• AIM OF THE TASK:
Look for the string "plus" in every line, and copy each line that has it.

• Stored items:
++++++++++

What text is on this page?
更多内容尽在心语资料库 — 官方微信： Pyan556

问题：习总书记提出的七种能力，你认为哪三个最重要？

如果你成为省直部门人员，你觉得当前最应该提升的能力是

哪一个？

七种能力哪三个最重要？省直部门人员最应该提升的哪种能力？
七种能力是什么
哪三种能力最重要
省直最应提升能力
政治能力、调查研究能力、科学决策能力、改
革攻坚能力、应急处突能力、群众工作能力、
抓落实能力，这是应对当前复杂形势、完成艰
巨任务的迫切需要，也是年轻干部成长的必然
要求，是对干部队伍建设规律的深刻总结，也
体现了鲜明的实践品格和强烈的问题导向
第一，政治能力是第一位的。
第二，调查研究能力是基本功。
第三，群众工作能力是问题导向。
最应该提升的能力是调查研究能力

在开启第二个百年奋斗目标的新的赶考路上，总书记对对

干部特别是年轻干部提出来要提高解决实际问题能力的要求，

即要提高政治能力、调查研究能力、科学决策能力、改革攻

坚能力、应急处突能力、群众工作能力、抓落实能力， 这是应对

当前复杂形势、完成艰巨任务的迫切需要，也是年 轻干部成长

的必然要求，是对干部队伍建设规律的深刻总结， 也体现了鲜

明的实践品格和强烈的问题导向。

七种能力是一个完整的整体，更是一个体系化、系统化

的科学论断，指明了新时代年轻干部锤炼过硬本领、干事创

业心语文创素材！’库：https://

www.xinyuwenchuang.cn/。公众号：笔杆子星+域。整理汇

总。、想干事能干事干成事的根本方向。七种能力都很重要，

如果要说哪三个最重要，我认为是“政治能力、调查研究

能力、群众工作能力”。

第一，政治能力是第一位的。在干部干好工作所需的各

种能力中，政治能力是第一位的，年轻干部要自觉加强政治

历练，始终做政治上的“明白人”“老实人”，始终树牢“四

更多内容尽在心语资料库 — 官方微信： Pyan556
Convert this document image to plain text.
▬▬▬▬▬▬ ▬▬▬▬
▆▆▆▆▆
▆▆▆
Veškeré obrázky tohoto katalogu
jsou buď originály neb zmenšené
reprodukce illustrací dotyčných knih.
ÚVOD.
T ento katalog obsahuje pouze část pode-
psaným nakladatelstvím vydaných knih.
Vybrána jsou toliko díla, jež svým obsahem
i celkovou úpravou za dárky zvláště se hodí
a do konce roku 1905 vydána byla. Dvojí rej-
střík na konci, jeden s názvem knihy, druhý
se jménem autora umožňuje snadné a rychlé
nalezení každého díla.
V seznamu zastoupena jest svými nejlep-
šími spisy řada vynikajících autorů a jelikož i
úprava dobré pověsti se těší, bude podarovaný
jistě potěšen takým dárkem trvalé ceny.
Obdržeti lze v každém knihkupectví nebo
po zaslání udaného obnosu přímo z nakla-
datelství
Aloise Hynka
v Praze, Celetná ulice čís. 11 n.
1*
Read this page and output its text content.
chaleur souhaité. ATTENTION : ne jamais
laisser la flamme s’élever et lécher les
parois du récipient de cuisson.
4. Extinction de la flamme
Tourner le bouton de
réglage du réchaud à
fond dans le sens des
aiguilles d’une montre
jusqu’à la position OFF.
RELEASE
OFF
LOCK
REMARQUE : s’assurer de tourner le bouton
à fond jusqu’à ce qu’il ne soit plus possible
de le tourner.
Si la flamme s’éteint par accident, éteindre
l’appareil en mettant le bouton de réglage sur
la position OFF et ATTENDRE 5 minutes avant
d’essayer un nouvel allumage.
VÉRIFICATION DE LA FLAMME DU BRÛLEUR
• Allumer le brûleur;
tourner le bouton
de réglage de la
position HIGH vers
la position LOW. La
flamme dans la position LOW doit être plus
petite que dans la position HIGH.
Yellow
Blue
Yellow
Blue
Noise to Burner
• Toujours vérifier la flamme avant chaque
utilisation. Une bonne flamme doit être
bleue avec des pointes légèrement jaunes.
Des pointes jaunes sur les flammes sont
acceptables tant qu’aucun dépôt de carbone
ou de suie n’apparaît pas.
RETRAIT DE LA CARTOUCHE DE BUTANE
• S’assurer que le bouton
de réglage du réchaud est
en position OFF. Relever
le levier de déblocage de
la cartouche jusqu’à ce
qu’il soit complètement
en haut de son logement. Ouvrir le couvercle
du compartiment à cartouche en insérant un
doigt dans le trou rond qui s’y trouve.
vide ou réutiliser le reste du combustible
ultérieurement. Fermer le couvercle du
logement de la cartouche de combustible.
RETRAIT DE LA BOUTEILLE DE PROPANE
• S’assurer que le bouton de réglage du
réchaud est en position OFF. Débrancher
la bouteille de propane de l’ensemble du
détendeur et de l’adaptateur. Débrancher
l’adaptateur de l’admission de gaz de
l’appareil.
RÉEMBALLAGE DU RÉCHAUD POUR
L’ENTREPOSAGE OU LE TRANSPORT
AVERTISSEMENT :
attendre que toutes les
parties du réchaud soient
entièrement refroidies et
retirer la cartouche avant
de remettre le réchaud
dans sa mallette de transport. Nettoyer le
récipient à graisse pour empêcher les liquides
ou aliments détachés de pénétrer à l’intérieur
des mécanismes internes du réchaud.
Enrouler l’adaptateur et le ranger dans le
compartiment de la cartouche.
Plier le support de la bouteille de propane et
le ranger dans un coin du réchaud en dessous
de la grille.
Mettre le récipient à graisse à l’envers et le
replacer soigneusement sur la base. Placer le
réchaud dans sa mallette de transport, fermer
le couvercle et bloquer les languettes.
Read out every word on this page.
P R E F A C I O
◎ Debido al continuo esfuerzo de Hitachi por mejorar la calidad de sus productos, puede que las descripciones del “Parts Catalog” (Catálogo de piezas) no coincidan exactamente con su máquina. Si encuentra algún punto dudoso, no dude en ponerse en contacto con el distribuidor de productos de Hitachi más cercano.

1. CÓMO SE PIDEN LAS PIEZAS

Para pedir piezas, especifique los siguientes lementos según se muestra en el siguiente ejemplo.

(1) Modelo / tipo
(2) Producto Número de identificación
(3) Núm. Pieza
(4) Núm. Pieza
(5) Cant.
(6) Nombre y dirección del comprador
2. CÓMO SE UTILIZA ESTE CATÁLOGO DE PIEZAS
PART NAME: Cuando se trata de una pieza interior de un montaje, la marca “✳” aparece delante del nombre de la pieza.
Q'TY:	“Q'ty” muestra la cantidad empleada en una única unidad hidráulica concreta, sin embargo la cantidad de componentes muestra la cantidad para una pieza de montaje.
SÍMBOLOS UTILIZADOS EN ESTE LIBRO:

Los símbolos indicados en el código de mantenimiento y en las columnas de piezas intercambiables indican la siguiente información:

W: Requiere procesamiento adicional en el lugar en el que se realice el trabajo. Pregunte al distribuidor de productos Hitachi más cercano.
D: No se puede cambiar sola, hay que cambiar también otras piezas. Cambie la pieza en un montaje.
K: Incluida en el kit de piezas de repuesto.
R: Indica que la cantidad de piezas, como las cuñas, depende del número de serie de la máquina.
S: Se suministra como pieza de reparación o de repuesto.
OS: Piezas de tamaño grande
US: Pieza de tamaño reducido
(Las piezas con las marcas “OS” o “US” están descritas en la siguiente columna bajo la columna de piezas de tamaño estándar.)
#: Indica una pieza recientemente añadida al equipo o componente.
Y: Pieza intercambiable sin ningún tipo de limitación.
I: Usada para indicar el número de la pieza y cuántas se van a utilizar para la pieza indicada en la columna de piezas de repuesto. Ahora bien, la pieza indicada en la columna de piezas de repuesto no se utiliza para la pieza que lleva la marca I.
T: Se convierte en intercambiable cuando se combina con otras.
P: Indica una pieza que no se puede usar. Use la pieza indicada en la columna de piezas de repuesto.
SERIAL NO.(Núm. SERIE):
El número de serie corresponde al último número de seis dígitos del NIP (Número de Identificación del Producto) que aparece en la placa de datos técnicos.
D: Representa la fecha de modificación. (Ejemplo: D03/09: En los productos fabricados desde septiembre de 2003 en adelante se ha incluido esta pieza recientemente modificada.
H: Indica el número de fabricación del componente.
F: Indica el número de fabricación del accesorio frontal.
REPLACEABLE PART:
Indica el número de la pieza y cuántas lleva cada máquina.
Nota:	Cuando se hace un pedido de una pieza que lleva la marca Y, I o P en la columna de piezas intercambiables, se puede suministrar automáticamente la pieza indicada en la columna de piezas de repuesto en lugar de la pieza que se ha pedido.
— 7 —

++++++++++

• EXERCISE ANSWER:
à fond jusqu’à ce qu’il ne soit plus possible
flamme dans la position LOW doit être plus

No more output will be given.